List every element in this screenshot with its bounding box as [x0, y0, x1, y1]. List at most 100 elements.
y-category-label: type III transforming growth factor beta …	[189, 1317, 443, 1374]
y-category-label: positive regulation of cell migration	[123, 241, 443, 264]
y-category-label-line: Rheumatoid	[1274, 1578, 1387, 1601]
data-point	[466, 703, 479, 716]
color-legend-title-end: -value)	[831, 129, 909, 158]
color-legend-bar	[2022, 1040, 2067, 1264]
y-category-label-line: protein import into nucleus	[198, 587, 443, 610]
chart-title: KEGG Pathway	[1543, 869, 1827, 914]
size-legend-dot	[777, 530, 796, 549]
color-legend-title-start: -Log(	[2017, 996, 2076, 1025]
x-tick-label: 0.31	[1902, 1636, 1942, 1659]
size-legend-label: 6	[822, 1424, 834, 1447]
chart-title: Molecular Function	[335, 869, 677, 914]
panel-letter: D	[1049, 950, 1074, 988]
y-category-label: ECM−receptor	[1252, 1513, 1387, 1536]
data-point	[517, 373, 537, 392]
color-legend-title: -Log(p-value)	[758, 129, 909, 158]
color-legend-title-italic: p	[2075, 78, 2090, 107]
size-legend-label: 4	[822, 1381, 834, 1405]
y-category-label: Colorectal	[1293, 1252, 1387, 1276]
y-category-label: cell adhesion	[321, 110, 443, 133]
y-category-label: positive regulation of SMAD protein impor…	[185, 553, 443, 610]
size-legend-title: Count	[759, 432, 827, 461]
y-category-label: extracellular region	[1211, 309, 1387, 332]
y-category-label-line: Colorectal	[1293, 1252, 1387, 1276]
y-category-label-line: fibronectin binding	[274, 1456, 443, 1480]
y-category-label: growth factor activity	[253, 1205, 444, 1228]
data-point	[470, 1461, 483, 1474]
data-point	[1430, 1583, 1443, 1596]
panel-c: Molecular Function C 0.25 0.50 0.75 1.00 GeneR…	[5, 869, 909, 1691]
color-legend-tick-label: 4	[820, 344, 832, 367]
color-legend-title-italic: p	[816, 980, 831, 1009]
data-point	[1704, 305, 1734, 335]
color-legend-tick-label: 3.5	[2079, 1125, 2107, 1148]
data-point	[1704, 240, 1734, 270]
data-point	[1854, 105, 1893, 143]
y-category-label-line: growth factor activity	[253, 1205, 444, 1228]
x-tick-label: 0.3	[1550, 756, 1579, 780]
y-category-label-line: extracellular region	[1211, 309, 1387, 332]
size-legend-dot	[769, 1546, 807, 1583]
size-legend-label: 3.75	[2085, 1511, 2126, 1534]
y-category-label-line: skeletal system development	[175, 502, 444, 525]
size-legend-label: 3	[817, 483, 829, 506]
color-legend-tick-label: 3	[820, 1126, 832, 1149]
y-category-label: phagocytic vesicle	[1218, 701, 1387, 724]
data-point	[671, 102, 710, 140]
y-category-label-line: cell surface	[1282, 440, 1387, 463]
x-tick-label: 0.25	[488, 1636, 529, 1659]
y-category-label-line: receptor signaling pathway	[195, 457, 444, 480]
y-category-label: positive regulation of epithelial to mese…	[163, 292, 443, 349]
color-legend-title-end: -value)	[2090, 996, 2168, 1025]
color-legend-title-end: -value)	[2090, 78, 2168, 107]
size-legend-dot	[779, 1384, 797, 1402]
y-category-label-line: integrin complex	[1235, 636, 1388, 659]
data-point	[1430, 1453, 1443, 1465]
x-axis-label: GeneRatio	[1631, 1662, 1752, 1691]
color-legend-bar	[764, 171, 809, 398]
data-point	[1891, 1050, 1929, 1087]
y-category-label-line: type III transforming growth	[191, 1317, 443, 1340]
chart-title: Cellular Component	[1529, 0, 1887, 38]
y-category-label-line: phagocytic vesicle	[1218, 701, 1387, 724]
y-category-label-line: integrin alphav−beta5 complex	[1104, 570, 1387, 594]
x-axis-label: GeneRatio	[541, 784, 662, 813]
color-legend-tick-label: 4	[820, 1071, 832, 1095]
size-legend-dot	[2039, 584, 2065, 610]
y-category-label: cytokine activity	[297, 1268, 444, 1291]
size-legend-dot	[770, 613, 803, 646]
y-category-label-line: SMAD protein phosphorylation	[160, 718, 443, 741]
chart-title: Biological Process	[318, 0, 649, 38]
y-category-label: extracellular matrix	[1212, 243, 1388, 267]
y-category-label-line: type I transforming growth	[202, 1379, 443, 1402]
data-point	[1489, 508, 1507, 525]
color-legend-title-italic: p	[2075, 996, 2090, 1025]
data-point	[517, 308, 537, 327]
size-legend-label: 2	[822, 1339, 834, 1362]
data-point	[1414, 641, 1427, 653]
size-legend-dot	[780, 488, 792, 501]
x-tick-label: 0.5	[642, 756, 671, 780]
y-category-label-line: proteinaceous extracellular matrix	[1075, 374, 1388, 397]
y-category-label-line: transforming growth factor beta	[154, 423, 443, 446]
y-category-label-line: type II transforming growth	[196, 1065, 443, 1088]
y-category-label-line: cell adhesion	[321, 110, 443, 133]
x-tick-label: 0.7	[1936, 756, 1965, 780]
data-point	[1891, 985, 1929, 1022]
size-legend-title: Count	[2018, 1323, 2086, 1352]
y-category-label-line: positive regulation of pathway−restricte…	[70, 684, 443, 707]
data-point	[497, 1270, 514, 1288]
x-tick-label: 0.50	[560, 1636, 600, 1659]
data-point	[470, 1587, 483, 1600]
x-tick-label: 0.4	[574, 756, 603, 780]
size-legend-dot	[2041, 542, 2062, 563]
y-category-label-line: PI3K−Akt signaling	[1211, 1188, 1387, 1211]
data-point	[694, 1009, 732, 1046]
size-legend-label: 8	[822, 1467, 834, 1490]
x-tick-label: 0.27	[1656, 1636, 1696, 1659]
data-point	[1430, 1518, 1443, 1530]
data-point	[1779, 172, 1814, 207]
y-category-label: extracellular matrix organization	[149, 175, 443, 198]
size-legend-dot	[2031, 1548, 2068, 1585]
···
• Exercise requirements
Your response must consist of all the records, retyped exactly.

• Task solution
List every element in this screenshot with its bounding box as [x0, y0, x1, y1]. List at most 100 elements.
y-category-label: type III transforming growth factor beta …	[189, 1317, 443, 1374]
y-category-label: positive regulation of cell migration	[123, 241, 443, 264]
y-category-label-line: Rheumatoid	[1274, 1578, 1387, 1601]
data-point	[466, 703, 479, 716]
color-legend-title-end: -value)	[831, 129, 909, 158]
color-legend-bar	[2022, 1040, 2067, 1264]
y-category-label-line: protein import into nucleus	[198, 587, 443, 610]
chart-title: KEGG Pathway	[1543, 869, 1827, 914]
size-legend-dot	[777, 530, 796, 549]
color-legend-title-start: -Log(	[2017, 996, 2076, 1025]
x-tick-label: 0.31	[1902, 1636, 1942, 1659]
size-legend-label: 6	[822, 1424, 834, 1447]
chart-title: Molecular Function	[335, 869, 677, 914]
panel-letter: D	[1049, 950, 1074, 988]
y-category-label: ECM−receptor	[1252, 1513, 1387, 1536]
data-point	[517, 373, 537, 392]
color-legend-title: -Log(p-value)	[758, 129, 909, 158]
color-legend-title-italic: p	[2075, 78, 2090, 107]
size-legend-label: 4	[822, 1381, 834, 1405]
y-category-label: Colorectal	[1293, 1252, 1387, 1276]
y-category-label: cell adhesion	[321, 110, 443, 133]
y-category-label: positive regulation of SMAD protein impor…	[185, 553, 443, 610]
size-legend-title: Count	[759, 432, 827, 461]
y-category-label: extracellular region	[1211, 309, 1387, 332]
y-category-label-line: Colorectal	[1293, 1252, 1387, 1276]
y-category-label-line: fibronectin binding	[274, 1456, 443, 1480]
y-category-label: growth factor activity	[253, 1205, 444, 1228]
data-point	[470, 1461, 483, 1474]
data-point	[1430, 1583, 1443, 1596]
panel-c: Molecular Function C 0.25 0.50 0.75 1.00 GeneR…	[5, 869, 909, 1691]
color-legend-tick-label: 4	[820, 344, 832, 367]
color-legend-title-italic: p	[816, 980, 831, 1009]
data-point	[1704, 305, 1734, 335]
color-legend-tick-label: 3.5	[2079, 1125, 2107, 1148]
data-point	[1704, 240, 1734, 270]
data-point	[1854, 105, 1893, 143]
y-category-label-line: growth factor activity	[253, 1205, 444, 1228]
x-tick-label: 0.3	[1550, 756, 1579, 780]
y-category-label-line: extracellular region	[1211, 309, 1387, 332]
size-legend-dot	[769, 1546, 807, 1583]
size-legend-label: 3.75	[2085, 1511, 2126, 1534]
y-category-label-line: skeletal system development	[175, 502, 444, 525]
size-legend-label: 3	[817, 483, 829, 506]
color-legend-tick-label: 3	[820, 1126, 832, 1149]
y-category-label: phagocytic vesicle	[1218, 701, 1387, 724]
data-point	[671, 102, 710, 140]
y-category-label-line: cell surface	[1282, 440, 1387, 463]
x-tick-label: 0.25	[488, 1636, 529, 1659]
y-category-label-line: receptor signaling pathway	[195, 457, 444, 480]
y-category-label: positive regulation of epithelial to mese…	[163, 292, 443, 349]
color-legend-title-end: -value)	[2090, 996, 2168, 1025]
color-legend-title-end: -value)	[2090, 78, 2168, 107]
size-legend-dot	[779, 1384, 797, 1402]
y-category-label-line: integrin complex	[1235, 636, 1388, 659]
data-point	[1430, 1453, 1443, 1465]
x-axis-label: GeneRatio	[1631, 1662, 1752, 1691]
color-legend-bar	[764, 171, 809, 398]
data-point	[1891, 1050, 1929, 1087]
y-category-label-line: type III transforming growth	[191, 1317, 443, 1340]
chart-title: Cellular Component	[1529, 0, 1887, 38]
y-category-label-line: phagocytic vesicle	[1218, 701, 1387, 724]
y-category-label-line: integrin alphav−beta5 complex	[1104, 570, 1387, 594]
x-axis-label: GeneRatio	[541, 784, 662, 813]
color-legend-tick-label: 4	[820, 1071, 832, 1095]
size-legend-dot	[2039, 584, 2065, 610]
y-category-label: cytokine activity	[297, 1268, 444, 1291]
size-legend-dot	[770, 613, 803, 646]
y-category-label-line: SMAD protein phosphorylation	[160, 718, 443, 741]
chart-title: Biological Process	[318, 0, 649, 38]
y-category-label: extracellular matrix	[1212, 243, 1388, 267]
y-category-label-line: type I transforming growth	[202, 1379, 443, 1402]
data-point	[1489, 508, 1507, 525]
color-legend-title-italic: p	[2075, 996, 2090, 1025]
data-point	[517, 308, 537, 327]
size-legend-label: 2	[822, 1339, 834, 1362]
data-point	[1414, 641, 1427, 653]
size-legend-dot	[780, 488, 792, 501]
x-tick-label: 0.5	[642, 756, 671, 780]
y-category-label-line: proteinaceous extracellular matrix	[1075, 374, 1388, 397]
y-category-label-line: transforming growth factor beta	[154, 423, 443, 446]
y-category-label-line: type II transforming growth	[196, 1065, 443, 1088]
y-category-label-line: cell adhesion	[321, 110, 443, 133]
x-tick-label: 0.7	[1936, 756, 1965, 780]
data-point	[1891, 985, 1929, 1022]
size-legend-title: Count	[2018, 1323, 2086, 1352]
y-category-label-line: positive regulation of pathway−restricte…	[70, 684, 443, 707]
data-point	[497, 1270, 514, 1288]
x-tick-label: 0.50	[560, 1636, 600, 1659]
data-point	[470, 1587, 483, 1600]
x-tick-label: 0.4	[574, 756, 603, 780]
size-legend-dot	[2041, 542, 2062, 563]
y-category-label-line: PI3K−Akt signaling	[1211, 1188, 1387, 1211]
data-point	[694, 1009, 732, 1046]
size-legend-label: 8	[822, 1467, 834, 1490]
x-tick-label: 0.27	[1656, 1636, 1696, 1659]
data-point	[1430, 1518, 1443, 1530]
data-point	[1779, 172, 1814, 207]
y-category-label: extracellular matrix organization	[149, 175, 443, 198]
size-legend-dot	[2031, 1548, 2068, 1585]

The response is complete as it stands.